» Aim: Lines that include the word "this" are the ones to copy.

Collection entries

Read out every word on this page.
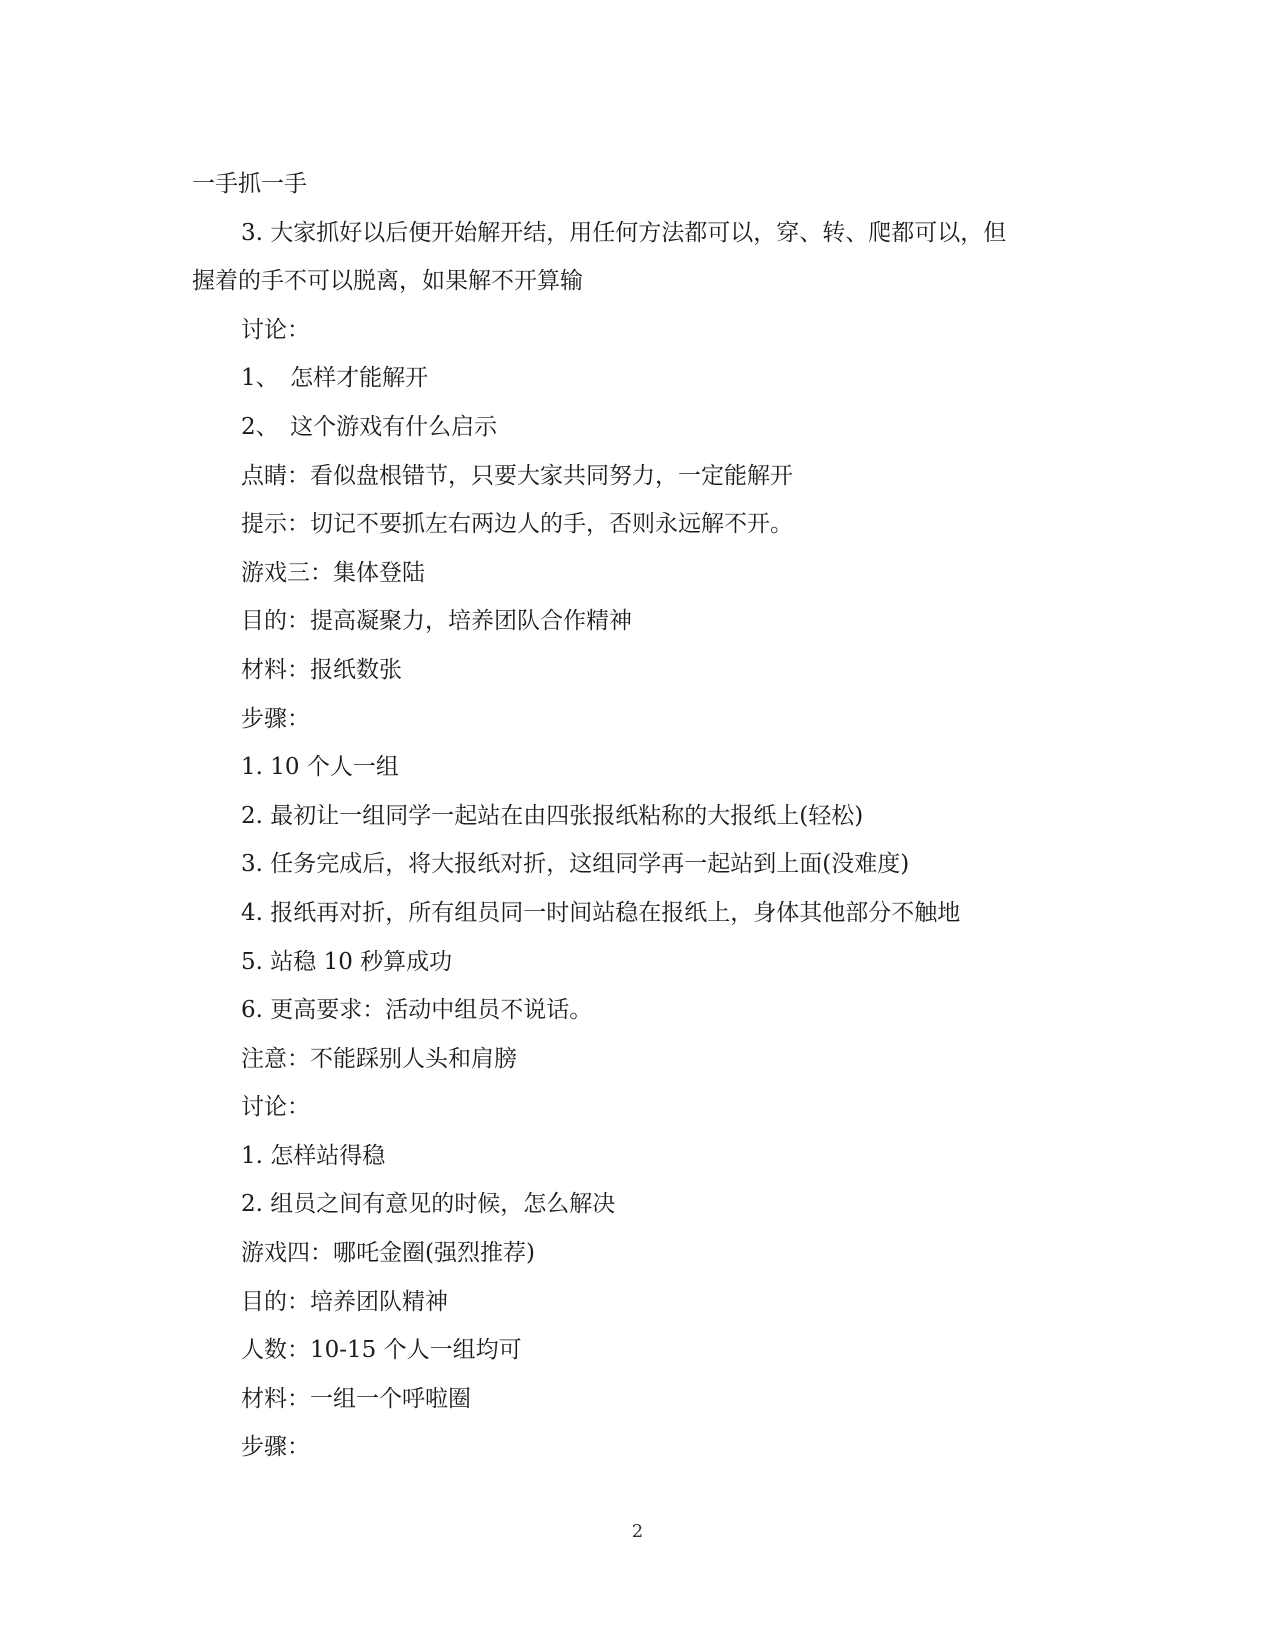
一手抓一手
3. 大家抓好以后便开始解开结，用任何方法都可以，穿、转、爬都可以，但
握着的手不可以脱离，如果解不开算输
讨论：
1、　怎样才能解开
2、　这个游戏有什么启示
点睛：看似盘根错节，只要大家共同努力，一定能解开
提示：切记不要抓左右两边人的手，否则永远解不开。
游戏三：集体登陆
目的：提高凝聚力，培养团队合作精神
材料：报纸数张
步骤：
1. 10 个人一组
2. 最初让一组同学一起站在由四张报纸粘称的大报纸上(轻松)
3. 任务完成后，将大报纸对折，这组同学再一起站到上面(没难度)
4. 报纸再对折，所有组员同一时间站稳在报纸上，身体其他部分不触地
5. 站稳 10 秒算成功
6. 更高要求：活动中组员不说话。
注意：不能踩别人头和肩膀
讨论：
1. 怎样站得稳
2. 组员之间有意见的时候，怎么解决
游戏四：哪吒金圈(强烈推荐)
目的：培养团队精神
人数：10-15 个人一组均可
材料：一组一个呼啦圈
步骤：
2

--

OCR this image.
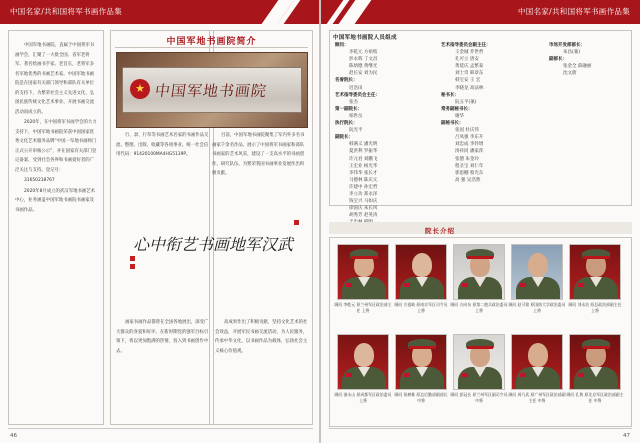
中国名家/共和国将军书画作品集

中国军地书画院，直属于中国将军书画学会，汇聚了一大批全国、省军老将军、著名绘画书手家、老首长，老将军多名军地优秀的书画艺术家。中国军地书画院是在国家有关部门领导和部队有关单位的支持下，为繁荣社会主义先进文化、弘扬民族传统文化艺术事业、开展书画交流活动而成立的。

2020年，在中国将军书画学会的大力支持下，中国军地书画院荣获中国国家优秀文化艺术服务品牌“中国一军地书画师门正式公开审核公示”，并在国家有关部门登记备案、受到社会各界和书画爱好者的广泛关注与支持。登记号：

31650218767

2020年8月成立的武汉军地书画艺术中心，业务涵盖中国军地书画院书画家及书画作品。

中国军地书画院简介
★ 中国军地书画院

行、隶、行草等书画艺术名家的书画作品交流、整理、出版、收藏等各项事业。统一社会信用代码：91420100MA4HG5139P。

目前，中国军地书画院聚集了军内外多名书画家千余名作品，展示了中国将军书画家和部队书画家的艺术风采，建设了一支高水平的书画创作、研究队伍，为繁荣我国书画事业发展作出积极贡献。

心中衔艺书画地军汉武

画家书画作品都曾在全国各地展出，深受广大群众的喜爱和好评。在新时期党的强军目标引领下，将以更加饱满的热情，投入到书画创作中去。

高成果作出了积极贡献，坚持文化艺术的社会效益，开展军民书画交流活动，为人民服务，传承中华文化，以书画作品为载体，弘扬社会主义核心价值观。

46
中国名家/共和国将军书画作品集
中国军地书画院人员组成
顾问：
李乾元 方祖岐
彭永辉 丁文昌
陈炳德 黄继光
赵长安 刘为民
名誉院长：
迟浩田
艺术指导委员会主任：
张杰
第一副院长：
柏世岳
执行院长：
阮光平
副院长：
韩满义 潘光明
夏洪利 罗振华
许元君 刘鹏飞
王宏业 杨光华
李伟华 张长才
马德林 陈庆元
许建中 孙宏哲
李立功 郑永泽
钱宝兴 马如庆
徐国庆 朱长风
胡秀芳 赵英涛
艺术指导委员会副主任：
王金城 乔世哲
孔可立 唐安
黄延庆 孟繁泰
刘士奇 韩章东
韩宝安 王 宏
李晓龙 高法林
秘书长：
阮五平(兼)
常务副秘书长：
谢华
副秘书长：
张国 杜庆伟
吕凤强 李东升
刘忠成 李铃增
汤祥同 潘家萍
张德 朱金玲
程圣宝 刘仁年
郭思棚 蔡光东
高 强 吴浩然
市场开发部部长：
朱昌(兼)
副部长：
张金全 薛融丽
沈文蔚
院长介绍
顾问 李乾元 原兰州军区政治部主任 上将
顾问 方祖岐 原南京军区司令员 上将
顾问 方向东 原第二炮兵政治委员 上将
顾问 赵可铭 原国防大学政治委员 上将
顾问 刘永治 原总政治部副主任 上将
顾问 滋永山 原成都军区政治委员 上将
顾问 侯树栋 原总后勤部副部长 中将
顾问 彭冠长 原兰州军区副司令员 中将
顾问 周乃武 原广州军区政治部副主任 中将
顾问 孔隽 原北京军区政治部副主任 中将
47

» Response below:
Read out every word on this page.
OCR this image.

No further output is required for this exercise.